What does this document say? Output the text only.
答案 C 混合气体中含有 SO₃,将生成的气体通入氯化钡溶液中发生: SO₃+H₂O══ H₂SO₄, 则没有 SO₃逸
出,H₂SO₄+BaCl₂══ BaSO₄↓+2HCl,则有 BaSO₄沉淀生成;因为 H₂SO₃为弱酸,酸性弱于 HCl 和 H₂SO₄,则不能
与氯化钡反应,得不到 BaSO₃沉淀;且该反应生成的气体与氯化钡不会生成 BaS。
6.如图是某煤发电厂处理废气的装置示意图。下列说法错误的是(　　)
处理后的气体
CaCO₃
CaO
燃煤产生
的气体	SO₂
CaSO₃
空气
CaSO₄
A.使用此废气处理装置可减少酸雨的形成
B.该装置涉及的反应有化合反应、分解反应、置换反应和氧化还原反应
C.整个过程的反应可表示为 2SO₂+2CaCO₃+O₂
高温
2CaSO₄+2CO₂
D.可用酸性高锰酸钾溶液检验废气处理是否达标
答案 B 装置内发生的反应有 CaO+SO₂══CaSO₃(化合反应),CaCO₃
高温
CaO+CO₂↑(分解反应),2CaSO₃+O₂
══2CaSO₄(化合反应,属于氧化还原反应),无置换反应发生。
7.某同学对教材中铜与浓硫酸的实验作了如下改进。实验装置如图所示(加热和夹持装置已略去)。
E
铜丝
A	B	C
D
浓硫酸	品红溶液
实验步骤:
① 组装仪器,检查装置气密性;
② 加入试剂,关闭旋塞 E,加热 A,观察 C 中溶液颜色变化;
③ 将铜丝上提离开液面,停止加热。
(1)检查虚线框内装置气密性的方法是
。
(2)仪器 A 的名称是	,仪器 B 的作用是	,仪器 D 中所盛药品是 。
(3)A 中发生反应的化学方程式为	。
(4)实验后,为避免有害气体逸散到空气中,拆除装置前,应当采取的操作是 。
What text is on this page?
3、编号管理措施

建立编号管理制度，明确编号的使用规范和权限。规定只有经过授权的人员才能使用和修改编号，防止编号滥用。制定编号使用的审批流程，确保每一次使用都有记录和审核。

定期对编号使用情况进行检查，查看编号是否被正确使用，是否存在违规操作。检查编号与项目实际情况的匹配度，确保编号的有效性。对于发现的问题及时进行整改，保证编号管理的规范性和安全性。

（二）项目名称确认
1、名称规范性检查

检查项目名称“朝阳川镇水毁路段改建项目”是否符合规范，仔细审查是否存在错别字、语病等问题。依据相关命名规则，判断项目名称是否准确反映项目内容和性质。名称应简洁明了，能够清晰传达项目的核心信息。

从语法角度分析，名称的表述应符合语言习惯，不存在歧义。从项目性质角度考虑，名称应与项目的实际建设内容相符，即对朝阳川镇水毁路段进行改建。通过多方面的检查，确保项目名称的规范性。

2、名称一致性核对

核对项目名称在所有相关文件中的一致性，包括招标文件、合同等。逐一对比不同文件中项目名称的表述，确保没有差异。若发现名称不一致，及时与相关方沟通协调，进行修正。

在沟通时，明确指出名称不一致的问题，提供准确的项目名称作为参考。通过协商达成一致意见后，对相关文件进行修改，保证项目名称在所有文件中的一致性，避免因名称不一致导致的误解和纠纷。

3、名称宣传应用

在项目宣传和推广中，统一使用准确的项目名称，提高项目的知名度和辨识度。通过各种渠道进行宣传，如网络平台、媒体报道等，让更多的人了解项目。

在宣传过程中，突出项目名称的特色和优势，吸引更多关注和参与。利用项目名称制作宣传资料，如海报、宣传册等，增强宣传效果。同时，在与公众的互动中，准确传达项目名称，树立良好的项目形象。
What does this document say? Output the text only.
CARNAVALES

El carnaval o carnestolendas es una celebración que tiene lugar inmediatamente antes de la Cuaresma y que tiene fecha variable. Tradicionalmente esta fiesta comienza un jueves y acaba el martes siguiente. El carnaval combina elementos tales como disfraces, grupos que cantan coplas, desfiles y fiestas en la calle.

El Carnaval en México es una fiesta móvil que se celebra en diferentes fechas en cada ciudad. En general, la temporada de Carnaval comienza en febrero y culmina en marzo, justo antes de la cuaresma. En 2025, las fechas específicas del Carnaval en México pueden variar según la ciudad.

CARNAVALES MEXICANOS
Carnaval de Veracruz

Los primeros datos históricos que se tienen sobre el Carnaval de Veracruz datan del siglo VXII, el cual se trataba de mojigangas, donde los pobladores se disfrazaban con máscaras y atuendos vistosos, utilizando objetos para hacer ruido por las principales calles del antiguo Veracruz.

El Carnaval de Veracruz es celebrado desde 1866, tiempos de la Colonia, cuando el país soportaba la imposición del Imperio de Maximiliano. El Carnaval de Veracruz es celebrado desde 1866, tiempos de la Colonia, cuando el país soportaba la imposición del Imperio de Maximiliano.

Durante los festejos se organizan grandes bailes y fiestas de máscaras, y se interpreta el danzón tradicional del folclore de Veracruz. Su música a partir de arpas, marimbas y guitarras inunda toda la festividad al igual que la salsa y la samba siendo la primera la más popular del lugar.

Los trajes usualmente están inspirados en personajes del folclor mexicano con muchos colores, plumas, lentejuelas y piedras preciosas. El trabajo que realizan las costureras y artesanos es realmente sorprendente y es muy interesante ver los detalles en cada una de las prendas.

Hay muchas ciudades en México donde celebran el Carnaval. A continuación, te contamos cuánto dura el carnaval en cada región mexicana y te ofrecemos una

Your goal:
Every line above should be retyped exactly as given.

Result:
What does this document say? Output the text only.
答案 C 混合气体中含有 SO₃,将生成的气体通入氯化钡溶液中发生: SO₃+H₂O══ H₂SO₄, 则没有 SO₃逸
出,H₂SO₄+BaCl₂══ BaSO₄↓+2HCl,则有 BaSO₄沉淀生成;因为 H₂SO₃为弱酸,酸性弱于 HCl 和 H₂SO₄,则不能
与氯化钡反应,得不到 BaSO₃沉淀;且该反应生成的气体与氯化钡不会生成 BaS。
6.如图是某煤发电厂处理废气的装置示意图。下列说法错误的是(　　)
处理后的气体
CaCO₃
CaO
燃煤产生
的气体	SO₂
CaSO₃
空气
CaSO₄
A.使用此废气处理装置可减少酸雨的形成
B.该装置涉及的反应有化合反应、分解反应、置换反应和氧化还原反应
C.整个过程的反应可表示为 2SO₂+2CaCO₃+O₂
高温
2CaSO₄+2CO₂
D.可用酸性高锰酸钾溶液检验废气处理是否达标
答案 B 装置内发生的反应有 CaO+SO₂══CaSO₃(化合反应),CaCO₃
高温
CaO+CO₂↑(分解反应),2CaSO₃+O₂
══2CaSO₄(化合反应,属于氧化还原反应),无置换反应发生。
7.某同学对教材中铜与浓硫酸的实验作了如下改进。实验装置如图所示(加热和夹持装置已略去)。
E
铜丝
A	B	C
D
浓硫酸	品红溶液
实验步骤:
① 组装仪器,检查装置气密性;
② 加入试剂,关闭旋塞 E,加热 A,观察 C 中溶液颜色变化;
③ 将铜丝上提离开液面,停止加热。
(1)检查虚线框内装置气密性的方法是
。
(2)仪器 A 的名称是	,仪器 B 的作用是	,仪器 D 中所盛药品是 。
(3)A 中发生反应的化学方程式为	。
(4)实验后,为避免有害气体逸散到空气中,拆除装置前,应当采取的操作是 。
What text is on this page?
3、编号管理措施

建立编号管理制度，明确编号的使用规范和权限。规定只有经过授权的人员才能使用和修改编号，防止编号滥用。制定编号使用的审批流程，确保每一次使用都有记录和审核。

定期对编号使用情况进行检查，查看编号是否被正确使用，是否存在违规操作。检查编号与项目实际情况的匹配度，确保编号的有效性。对于发现的问题及时进行整改，保证编号管理的规范性和安全性。

（二）项目名称确认
1、名称规范性检查

检查项目名称“朝阳川镇水毁路段改建项目”是否符合规范，仔细审查是否存在错别字、语病等问题。依据相关命名规则，判断项目名称是否准确反映项目内容和性质。名称应简洁明了，能够清晰传达项目的核心信息。

从语法角度分析，名称的表述应符合语言习惯，不存在歧义。从项目性质角度考虑，名称应与项目的实际建设内容相符，即对朝阳川镇水毁路段进行改建。通过多方面的检查，确保项目名称的规范性。

2、名称一致性核对

核对项目名称在所有相关文件中的一致性，包括招标文件、合同等。逐一对比不同文件中项目名称的表述，确保没有差异。若发现名称不一致，及时与相关方沟通协调，进行修正。

在沟通时，明确指出名称不一致的问题，提供准确的项目名称作为参考。通过协商达成一致意见后，对相关文件进行修改，保证项目名称在所有文件中的一致性，避免因名称不一致导致的误解和纠纷。

3、名称宣传应用

在项目宣传和推广中，统一使用准确的项目名称，提高项目的知名度和辨识度。通过各种渠道进行宣传，如网络平台、媒体报道等，让更多的人了解项目。

在宣传过程中，突出项目名称的特色和优势，吸引更多关注和参与。利用项目名称制作宣传资料，如海报、宣传册等，增强宣传效果。同时，在与公众的互动中，准确传达项目名称，树立良好的项目形象。
What does this document say? Output the text only.
CARNAVALES

El carnaval o carnestolendas es una celebración que tiene lugar inmediatamente antes de la Cuaresma y que tiene fecha variable. Tradicionalmente esta fiesta comienza un jueves y acaba el martes siguiente. El carnaval combina elementos tales como disfraces, grupos que cantan coplas, desfiles y fiestas en la calle.

El Carnaval en México es una fiesta móvil que se celebra en diferentes fechas en cada ciudad. En general, la temporada de Carnaval comienza en febrero y culmina en marzo, justo antes de la cuaresma. En 2025, las fechas específicas del Carnaval en México pueden variar según la ciudad.

CARNAVALES MEXICANOS
Carnaval de Veracruz

Los primeros datos históricos que se tienen sobre el Carnaval de Veracruz datan del siglo VXII, el cual se trataba de mojigangas, donde los pobladores se disfrazaban con máscaras y atuendos vistosos, utilizando objetos para hacer ruido por las principales calles del antiguo Veracruz.

El Carnaval de Veracruz es celebrado desde 1866, tiempos de la Colonia, cuando el país soportaba la imposición del Imperio de Maximiliano. El Carnaval de Veracruz es celebrado desde 1866, tiempos de la Colonia, cuando el país soportaba la imposición del Imperio de Maximiliano.

Durante los festejos se organizan grandes bailes y fiestas de máscaras, y se interpreta el danzón tradicional del folclore de Veracruz. Su música a partir de arpas, marimbas y guitarras inunda toda la festividad al igual que la salsa y la samba siendo la primera la más popular del lugar.

Los trajes usualmente están inspirados en personajes del folclor mexicano con muchos colores, plumas, lentejuelas y piedras preciosas. El trabajo que realizan las costureras y artesanos es realmente sorprendente y es muy interesante ver los detalles en cada una de las prendas.

Hay muchas ciudades en México donde celebran el Carnaval. A continuación, te contamos cuánto dura el carnaval en cada región mexicana y te ofrecemos una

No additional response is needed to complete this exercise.